> Your instructions: Every line of the material below should be repeated exactly.

%%

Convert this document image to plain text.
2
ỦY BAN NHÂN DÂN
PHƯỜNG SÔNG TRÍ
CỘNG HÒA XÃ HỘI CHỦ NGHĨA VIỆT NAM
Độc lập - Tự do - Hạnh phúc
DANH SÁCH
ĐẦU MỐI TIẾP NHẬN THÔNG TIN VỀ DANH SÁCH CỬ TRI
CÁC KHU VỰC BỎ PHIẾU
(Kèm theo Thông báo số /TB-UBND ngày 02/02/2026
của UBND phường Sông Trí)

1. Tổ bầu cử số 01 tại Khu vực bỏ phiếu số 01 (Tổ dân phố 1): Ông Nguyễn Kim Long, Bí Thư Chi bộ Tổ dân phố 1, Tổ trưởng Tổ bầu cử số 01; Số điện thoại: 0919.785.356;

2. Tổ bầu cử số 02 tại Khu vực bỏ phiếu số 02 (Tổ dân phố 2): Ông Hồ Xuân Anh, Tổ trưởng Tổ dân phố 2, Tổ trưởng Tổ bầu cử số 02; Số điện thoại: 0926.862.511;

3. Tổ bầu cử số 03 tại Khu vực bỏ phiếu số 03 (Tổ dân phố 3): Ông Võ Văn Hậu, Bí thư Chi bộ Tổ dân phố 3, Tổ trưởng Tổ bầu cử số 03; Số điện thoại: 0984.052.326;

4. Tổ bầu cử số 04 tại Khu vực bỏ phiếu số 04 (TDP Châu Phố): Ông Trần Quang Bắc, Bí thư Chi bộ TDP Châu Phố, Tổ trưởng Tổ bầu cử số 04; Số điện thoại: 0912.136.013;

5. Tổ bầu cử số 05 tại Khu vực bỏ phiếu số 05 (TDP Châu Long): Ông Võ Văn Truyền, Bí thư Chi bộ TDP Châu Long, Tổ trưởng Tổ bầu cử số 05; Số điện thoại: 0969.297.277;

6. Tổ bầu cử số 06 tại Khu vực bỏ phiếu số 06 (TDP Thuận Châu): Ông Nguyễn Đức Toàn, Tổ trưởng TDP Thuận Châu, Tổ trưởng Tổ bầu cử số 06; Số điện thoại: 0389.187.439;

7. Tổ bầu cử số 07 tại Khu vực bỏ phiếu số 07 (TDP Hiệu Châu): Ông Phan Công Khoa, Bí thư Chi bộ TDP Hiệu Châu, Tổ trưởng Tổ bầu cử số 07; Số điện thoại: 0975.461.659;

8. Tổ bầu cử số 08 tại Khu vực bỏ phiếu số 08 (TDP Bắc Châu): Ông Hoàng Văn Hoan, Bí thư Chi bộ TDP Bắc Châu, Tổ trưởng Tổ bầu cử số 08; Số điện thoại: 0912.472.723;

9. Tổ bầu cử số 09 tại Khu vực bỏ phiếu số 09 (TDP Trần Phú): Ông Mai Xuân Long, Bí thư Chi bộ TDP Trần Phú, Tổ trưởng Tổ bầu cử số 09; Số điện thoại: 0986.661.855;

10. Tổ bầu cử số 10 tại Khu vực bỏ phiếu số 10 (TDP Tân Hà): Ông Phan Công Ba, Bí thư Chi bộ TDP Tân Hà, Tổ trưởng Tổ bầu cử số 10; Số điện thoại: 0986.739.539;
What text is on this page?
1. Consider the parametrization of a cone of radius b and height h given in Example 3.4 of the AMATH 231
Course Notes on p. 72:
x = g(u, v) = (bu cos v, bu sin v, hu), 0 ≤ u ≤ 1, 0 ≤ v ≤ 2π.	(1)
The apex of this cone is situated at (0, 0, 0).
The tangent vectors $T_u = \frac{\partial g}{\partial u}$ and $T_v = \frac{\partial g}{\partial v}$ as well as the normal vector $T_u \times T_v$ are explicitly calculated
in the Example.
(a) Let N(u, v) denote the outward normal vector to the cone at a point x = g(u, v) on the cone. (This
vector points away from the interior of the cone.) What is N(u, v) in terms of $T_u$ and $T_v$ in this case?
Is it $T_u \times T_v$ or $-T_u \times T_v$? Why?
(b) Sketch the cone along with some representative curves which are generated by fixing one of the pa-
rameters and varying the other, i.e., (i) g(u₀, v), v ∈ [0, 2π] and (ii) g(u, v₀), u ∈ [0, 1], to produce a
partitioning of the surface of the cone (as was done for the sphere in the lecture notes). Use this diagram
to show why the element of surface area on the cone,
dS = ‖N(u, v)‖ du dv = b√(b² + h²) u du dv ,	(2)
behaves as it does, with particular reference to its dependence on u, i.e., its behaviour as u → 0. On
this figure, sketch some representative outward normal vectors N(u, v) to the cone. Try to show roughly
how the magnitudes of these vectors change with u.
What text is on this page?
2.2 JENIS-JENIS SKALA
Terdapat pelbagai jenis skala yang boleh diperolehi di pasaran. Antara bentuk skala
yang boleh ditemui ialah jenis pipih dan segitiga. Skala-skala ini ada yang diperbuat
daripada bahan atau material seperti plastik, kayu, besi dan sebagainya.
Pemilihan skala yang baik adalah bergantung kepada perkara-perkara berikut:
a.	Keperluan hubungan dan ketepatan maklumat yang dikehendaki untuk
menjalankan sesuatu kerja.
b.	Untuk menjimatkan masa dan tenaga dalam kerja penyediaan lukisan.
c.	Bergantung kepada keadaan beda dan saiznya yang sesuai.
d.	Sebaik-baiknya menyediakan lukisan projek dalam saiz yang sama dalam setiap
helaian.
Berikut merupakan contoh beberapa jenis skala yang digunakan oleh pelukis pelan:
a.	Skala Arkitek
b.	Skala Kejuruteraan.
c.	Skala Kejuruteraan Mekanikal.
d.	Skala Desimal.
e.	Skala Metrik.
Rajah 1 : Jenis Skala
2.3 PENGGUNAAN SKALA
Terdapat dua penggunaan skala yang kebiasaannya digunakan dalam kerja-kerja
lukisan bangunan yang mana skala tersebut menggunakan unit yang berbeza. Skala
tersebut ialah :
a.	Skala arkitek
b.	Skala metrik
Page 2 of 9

%%

> Final result:
Convert this document image to plain text.
2
ỦY BAN NHÂN DÂN
PHƯỜNG SÔNG TRÍ
CỘNG HÒA XÃ HỘI CHỦ NGHĨA VIỆT NAM
Độc lập - Tự do - Hạnh phúc
DANH SÁCH
ĐẦU MỐI TIẾP NHẬN THÔNG TIN VỀ DANH SÁCH CỬ TRI
CÁC KHU VỰC BỎ PHIẾU
(Kèm theo Thông báo số /TB-UBND ngày 02/02/2026
của UBND phường Sông Trí)

1. Tổ bầu cử số 01 tại Khu vực bỏ phiếu số 01 (Tổ dân phố 1): Ông Nguyễn Kim Long, Bí Thư Chi bộ Tổ dân phố 1, Tổ trưởng Tổ bầu cử số 01; Số điện thoại: 0919.785.356;

2. Tổ bầu cử số 02 tại Khu vực bỏ phiếu số 02 (Tổ dân phố 2): Ông Hồ Xuân Anh, Tổ trưởng Tổ dân phố 2, Tổ trưởng Tổ bầu cử số 02; Số điện thoại: 0926.862.511;

3. Tổ bầu cử số 03 tại Khu vực bỏ phiếu số 03 (Tổ dân phố 3): Ông Võ Văn Hậu, Bí thư Chi bộ Tổ dân phố 3, Tổ trưởng Tổ bầu cử số 03; Số điện thoại: 0984.052.326;

4. Tổ bầu cử số 04 tại Khu vực bỏ phiếu số 04 (TDP Châu Phố): Ông Trần Quang Bắc, Bí thư Chi bộ TDP Châu Phố, Tổ trưởng Tổ bầu cử số 04; Số điện thoại: 0912.136.013;

5. Tổ bầu cử số 05 tại Khu vực bỏ phiếu số 05 (TDP Châu Long): Ông Võ Văn Truyền, Bí thư Chi bộ TDP Châu Long, Tổ trưởng Tổ bầu cử số 05; Số điện thoại: 0969.297.277;

6. Tổ bầu cử số 06 tại Khu vực bỏ phiếu số 06 (TDP Thuận Châu): Ông Nguyễn Đức Toàn, Tổ trưởng TDP Thuận Châu, Tổ trưởng Tổ bầu cử số 06; Số điện thoại: 0389.187.439;

7. Tổ bầu cử số 07 tại Khu vực bỏ phiếu số 07 (TDP Hiệu Châu): Ông Phan Công Khoa, Bí thư Chi bộ TDP Hiệu Châu, Tổ trưởng Tổ bầu cử số 07; Số điện thoại: 0975.461.659;

8. Tổ bầu cử số 08 tại Khu vực bỏ phiếu số 08 (TDP Bắc Châu): Ông Hoàng Văn Hoan, Bí thư Chi bộ TDP Bắc Châu, Tổ trưởng Tổ bầu cử số 08; Số điện thoại: 0912.472.723;

9. Tổ bầu cử số 09 tại Khu vực bỏ phiếu số 09 (TDP Trần Phú): Ông Mai Xuân Long, Bí thư Chi bộ TDP Trần Phú, Tổ trưởng Tổ bầu cử số 09; Số điện thoại: 0986.661.855;

10. Tổ bầu cử số 10 tại Khu vực bỏ phiếu số 10 (TDP Tân Hà): Ông Phan Công Ba, Bí thư Chi bộ TDP Tân Hà, Tổ trưởng Tổ bầu cử số 10; Số điện thoại: 0986.739.539;
What text is on this page?
1. Consider the parametrization of a cone of radius b and height h given in Example 3.4 of the AMATH 231
Course Notes on p. 72:
x = g(u, v) = (bu cos v, bu sin v, hu), 0 ≤ u ≤ 1, 0 ≤ v ≤ 2π.	(1)
The apex of this cone is situated at (0, 0, 0).
The tangent vectors $T_u = \frac{\partial g}{\partial u}$ and $T_v = \frac{\partial g}{\partial v}$ as well as the normal vector $T_u \times T_v$ are explicitly calculated
in the Example.
(a) Let N(u, v) denote the outward normal vector to the cone at a point x = g(u, v) on the cone. (This
vector points away from the interior of the cone.) What is N(u, v) in terms of $T_u$ and $T_v$ in this case?
Is it $T_u \times T_v$ or $-T_u \times T_v$? Why?
(b) Sketch the cone along with some representative curves which are generated by fixing one of the pa-
rameters and varying the other, i.e., (i) g(u₀, v), v ∈ [0, 2π] and (ii) g(u, v₀), u ∈ [0, 1], to produce a
partitioning of the surface of the cone (as was done for the sphere in the lecture notes). Use this diagram
to show why the element of surface area on the cone,
dS = ‖N(u, v)‖ du dv = b√(b² + h²) u du dv ,	(2)
behaves as it does, with particular reference to its dependence on u, i.e., its behaviour as u → 0. On
this figure, sketch some representative outward normal vectors N(u, v) to the cone. Try to show roughly
how the magnitudes of these vectors change with u.
What text is on this page?
2.2 JENIS-JENIS SKALA
Terdapat pelbagai jenis skala yang boleh diperolehi di pasaran. Antara bentuk skala
yang boleh ditemui ialah jenis pipih dan segitiga. Skala-skala ini ada yang diperbuat
daripada bahan atau material seperti plastik, kayu, besi dan sebagainya.
Pemilihan skala yang baik adalah bergantung kepada perkara-perkara berikut:
a.	Keperluan hubungan dan ketepatan maklumat yang dikehendaki untuk
menjalankan sesuatu kerja.
b.	Untuk menjimatkan masa dan tenaga dalam kerja penyediaan lukisan.
c.	Bergantung kepada keadaan beda dan saiznya yang sesuai.
d.	Sebaik-baiknya menyediakan lukisan projek dalam saiz yang sama dalam setiap
helaian.
Berikut merupakan contoh beberapa jenis skala yang digunakan oleh pelukis pelan:
a.	Skala Arkitek
b.	Skala Kejuruteraan.
c.	Skala Kejuruteraan Mekanikal.
d.	Skala Desimal.
e.	Skala Metrik.
Rajah 1 : Jenis Skala
2.3 PENGGUNAAN SKALA
Terdapat dua penggunaan skala yang kebiasaannya digunakan dalam kerja-kerja
lukisan bangunan yang mana skala tersebut menggunakan unit yang berbeza. Skala
tersebut ialah :
a.	Skala arkitek
b.	Skala metrik
Page 2 of 9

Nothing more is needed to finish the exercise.